Record set -
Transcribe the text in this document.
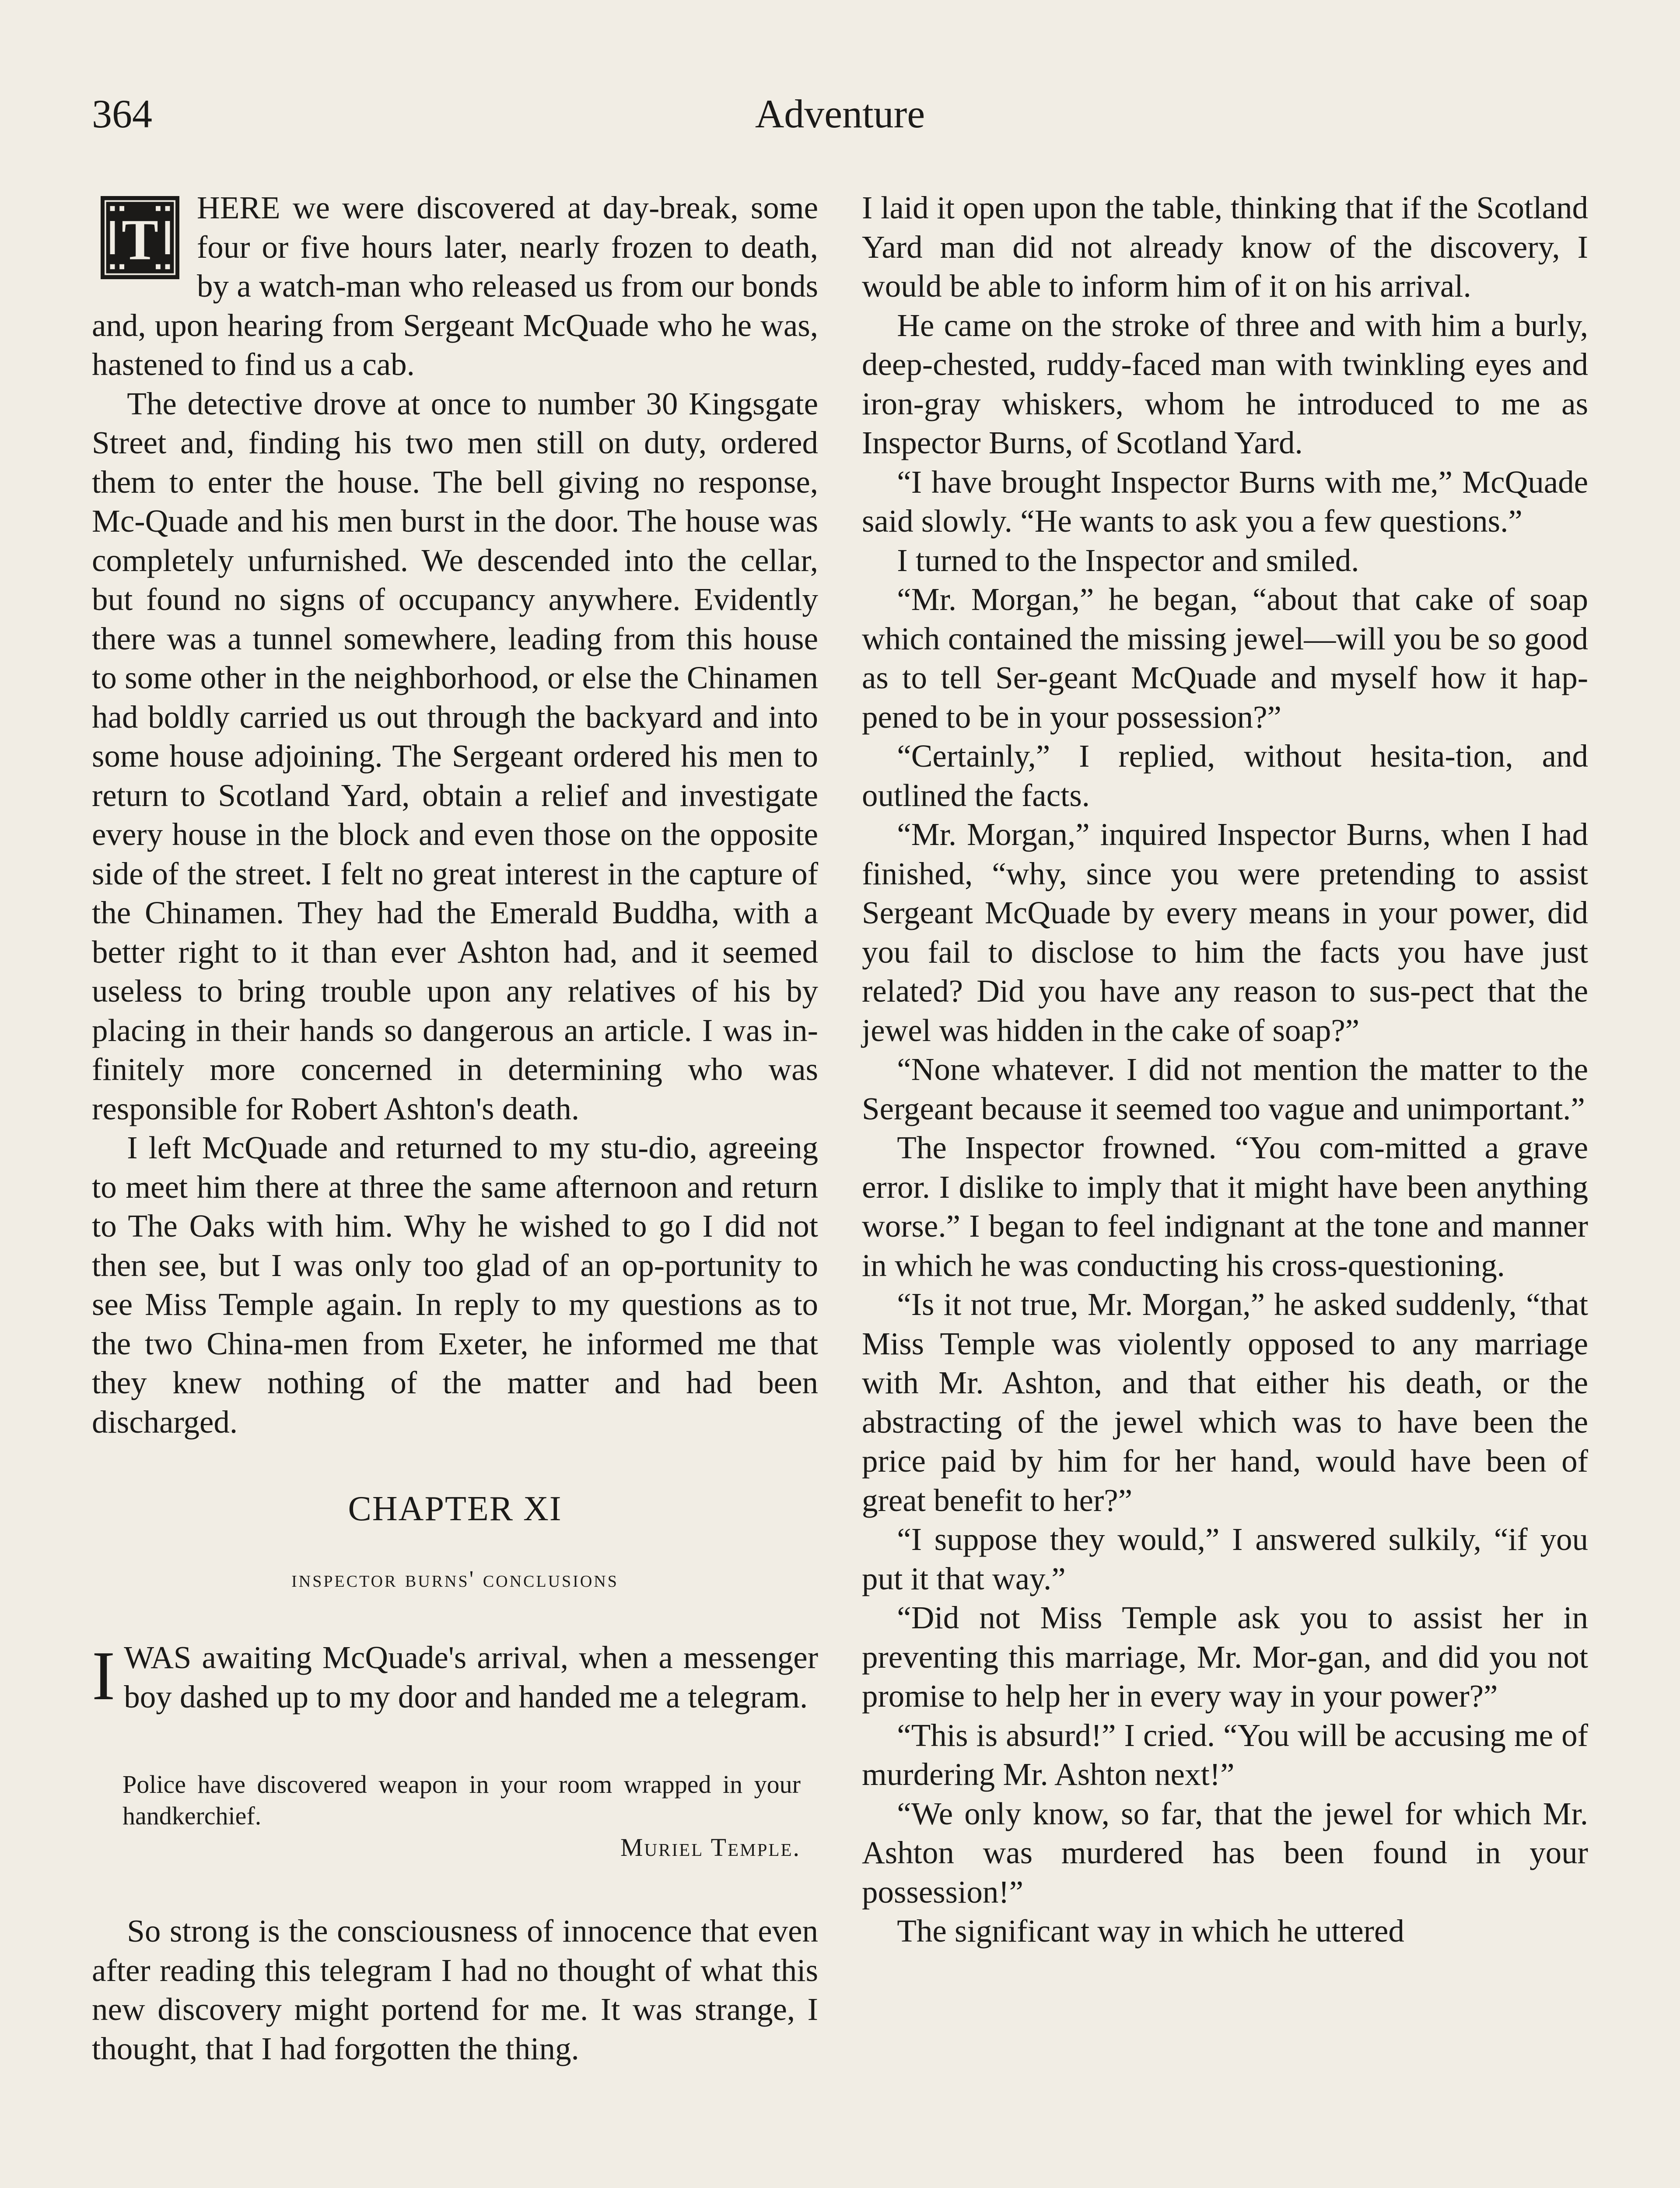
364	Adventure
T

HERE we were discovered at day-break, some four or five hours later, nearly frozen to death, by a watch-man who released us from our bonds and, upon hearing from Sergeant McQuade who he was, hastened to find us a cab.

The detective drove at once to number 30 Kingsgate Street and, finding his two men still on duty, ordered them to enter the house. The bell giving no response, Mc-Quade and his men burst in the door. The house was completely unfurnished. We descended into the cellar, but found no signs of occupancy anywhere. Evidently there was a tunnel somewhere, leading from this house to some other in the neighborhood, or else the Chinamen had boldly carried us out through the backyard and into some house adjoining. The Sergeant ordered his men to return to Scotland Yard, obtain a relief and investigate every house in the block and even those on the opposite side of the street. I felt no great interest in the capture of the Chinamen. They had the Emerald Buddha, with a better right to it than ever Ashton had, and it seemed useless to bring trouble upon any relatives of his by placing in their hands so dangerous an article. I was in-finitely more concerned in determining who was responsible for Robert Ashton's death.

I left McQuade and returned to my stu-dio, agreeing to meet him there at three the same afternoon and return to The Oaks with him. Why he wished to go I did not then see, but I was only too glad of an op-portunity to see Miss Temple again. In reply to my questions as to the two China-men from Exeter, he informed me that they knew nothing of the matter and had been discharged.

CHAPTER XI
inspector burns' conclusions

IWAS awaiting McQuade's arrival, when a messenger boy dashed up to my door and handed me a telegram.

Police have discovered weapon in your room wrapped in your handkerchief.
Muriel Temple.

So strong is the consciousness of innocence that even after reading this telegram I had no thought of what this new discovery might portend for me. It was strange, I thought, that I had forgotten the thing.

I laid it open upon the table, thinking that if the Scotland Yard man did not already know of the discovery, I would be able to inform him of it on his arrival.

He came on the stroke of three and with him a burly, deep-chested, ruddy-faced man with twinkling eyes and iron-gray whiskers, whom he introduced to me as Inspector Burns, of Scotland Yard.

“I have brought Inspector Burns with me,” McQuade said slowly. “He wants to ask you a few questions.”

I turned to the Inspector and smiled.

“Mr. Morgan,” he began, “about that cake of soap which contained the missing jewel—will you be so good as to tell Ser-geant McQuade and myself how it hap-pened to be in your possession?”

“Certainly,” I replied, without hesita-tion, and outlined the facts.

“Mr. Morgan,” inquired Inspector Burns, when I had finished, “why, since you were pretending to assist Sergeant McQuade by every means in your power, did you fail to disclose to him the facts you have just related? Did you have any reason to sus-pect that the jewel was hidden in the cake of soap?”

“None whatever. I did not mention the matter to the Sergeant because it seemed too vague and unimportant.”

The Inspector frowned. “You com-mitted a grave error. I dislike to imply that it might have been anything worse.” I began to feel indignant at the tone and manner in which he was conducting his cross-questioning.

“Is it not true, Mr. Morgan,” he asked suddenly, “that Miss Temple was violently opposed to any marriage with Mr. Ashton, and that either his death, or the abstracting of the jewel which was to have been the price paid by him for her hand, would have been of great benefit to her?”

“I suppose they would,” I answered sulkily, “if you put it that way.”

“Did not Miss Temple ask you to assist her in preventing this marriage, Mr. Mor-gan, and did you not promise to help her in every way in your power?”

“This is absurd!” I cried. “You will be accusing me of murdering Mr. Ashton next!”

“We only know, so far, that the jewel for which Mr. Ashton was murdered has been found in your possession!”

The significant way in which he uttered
* * *
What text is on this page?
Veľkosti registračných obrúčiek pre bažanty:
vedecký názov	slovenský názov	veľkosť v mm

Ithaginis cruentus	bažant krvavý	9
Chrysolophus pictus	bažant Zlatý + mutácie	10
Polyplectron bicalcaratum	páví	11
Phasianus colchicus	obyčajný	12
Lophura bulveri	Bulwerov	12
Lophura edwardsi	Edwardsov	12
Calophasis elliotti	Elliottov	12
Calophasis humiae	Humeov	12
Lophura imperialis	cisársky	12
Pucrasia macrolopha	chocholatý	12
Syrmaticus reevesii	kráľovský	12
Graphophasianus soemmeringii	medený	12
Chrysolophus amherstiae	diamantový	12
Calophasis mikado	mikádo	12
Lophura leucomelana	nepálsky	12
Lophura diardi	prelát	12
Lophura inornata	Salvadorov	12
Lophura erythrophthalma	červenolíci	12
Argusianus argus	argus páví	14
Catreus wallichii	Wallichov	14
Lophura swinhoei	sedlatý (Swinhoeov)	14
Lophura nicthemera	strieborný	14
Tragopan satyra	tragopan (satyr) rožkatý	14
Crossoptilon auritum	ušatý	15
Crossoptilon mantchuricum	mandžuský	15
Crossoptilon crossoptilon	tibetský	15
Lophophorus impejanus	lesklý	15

What the task asks -
Extract each line holding the word "know" from the records.

Written response -
I laid it open upon the table, thinking that if the Scotland Yard man did not already know of the discovery, I would be able to inform him of it on his arrival.
“We only know, so far, that the jewel for which Mr. Ashton was murdered has been found in your possession!”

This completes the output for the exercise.